# START OF Records for the exercise
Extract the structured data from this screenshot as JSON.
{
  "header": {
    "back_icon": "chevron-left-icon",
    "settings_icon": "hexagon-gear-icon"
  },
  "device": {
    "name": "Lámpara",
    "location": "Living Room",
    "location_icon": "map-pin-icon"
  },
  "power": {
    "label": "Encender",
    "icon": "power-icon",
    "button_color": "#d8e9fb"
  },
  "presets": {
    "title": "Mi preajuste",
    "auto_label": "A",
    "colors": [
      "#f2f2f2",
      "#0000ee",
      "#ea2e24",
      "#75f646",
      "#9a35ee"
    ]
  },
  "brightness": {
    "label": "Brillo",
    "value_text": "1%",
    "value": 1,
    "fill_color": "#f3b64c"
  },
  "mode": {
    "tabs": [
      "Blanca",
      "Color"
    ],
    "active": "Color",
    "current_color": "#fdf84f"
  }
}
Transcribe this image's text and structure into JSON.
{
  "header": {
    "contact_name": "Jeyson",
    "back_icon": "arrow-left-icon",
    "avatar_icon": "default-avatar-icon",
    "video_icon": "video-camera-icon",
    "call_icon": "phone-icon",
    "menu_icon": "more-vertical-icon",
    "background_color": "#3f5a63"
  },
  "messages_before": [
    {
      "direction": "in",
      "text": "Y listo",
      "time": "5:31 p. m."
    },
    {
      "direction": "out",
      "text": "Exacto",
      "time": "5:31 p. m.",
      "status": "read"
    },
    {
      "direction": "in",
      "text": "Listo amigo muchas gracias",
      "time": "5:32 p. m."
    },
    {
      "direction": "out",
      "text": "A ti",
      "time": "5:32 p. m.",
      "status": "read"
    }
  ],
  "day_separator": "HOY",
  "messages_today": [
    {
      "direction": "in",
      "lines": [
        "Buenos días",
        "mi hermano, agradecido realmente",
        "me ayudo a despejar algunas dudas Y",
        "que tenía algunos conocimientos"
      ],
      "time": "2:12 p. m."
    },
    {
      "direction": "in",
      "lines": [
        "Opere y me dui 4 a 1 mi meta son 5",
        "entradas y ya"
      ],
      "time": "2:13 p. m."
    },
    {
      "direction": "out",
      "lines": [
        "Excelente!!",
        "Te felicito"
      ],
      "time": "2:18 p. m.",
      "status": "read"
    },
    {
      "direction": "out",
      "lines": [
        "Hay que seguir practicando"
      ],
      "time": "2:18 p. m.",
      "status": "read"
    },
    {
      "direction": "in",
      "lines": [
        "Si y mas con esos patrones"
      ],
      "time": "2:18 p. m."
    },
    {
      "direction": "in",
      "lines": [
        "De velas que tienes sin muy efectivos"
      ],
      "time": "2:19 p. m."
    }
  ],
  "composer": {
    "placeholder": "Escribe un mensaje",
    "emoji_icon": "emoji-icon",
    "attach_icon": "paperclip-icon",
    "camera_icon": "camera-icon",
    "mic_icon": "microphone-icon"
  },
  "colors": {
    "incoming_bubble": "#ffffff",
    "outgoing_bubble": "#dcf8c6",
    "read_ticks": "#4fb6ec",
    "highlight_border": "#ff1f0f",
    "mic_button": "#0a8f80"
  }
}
# END OF Records for the exercise
Problem details:
What do the records say? Quote them all exactly.

Final answer:
Extract the structured data from this screenshot as JSON.
{
  "header": {
    "back_icon": "chevron-left-icon",
    "settings_icon": "hexagon-gear-icon"
  },
  "device": {
    "name": "Lámpara",
    "location": "Living Room",
    "location_icon": "map-pin-icon"
  },
  "power": {
    "label": "Encender",
    "icon": "power-icon",
    "button_color": "#d8e9fb"
  },
  "presets": {
    "title": "Mi preajuste",
    "auto_label": "A",
    "colors": [
      "#f2f2f2",
      "#0000ee",
      "#ea2e24",
      "#75f646",
      "#9a35ee"
    ]
  },
  "brightness": {
    "label": "Brillo",
    "value_text": "1%",
    "value": 1,
    "fill_color": "#f3b64c"
  },
  "mode": {
    "tabs": [
      "Blanca",
      "Color"
    ],
    "active": "Color",
    "current_color": "#fdf84f"
  }
}
Transcribe this image's text and structure into JSON.
{
  "header": {
    "contact_name": "Jeyson",
    "back_icon": "arrow-left-icon",
    "avatar_icon": "default-avatar-icon",
    "video_icon": "video-camera-icon",
    "call_icon": "phone-icon",
    "menu_icon": "more-vertical-icon",
    "background_color": "#3f5a63"
  },
  "messages_before": [
    {
      "direction": "in",
      "text": "Y listo",
      "time": "5:31 p. m."
    },
    {
      "direction": "out",
      "text": "Exacto",
      "time": "5:31 p. m.",
      "status": "read"
    },
    {
      "direction": "in",
      "text": "Listo amigo muchas gracias",
      "time": "5:32 p. m."
    },
    {
      "direction": "out",
      "text": "A ti",
      "time": "5:32 p. m.",
      "status": "read"
    }
  ],
  "day_separator": "HOY",
  "messages_today": [
    {
      "direction": "in",
      "lines": [
        "Buenos días",
        "mi hermano, agradecido realmente",
        "me ayudo a despejar algunas dudas Y",
        "que tenía algunos conocimientos"
      ],
      "time": "2:12 p. m."
    },
    {
      "direction": "in",
      "lines": [
        "Opere y me dui 4 a 1 mi meta son 5",
        "entradas y ya"
      ],
      "time": "2:13 p. m."
    },
    {
      "direction": "out",
      "lines": [
        "Excelente!!",
        "Te felicito"
      ],
      "time": "2:18 p. m.",
      "status": "read"
    },
    {
      "direction": "out",
      "lines": [
        "Hay que seguir practicando"
      ],
      "time": "2:18 p. m.",
      "status": "read"
    },
    {
      "direction": "in",
      "lines": [
        "Si y mas con esos patrones"
      ],
      "time": "2:18 p. m."
    },
    {
      "direction": "in",
      "lines": [
        "De velas que tienes sin muy efectivos"
      ],
      "time": "2:19 p. m."
    }
  ],
  "composer": {
    "placeholder": "Escribe un mensaje",
    "emoji_icon": "emoji-icon",
    "attach_icon": "paperclip-icon",
    "camera_icon": "camera-icon",
    "mic_icon": "microphone-icon"
  },
  "colors": {
    "incoming_bubble": "#ffffff",
    "outgoing_bubble": "#dcf8c6",
    "read_ticks": "#4fb6ec",
    "highlight_border": "#ff1f0f",
    "mic_button": "#0a8f80"
  }
}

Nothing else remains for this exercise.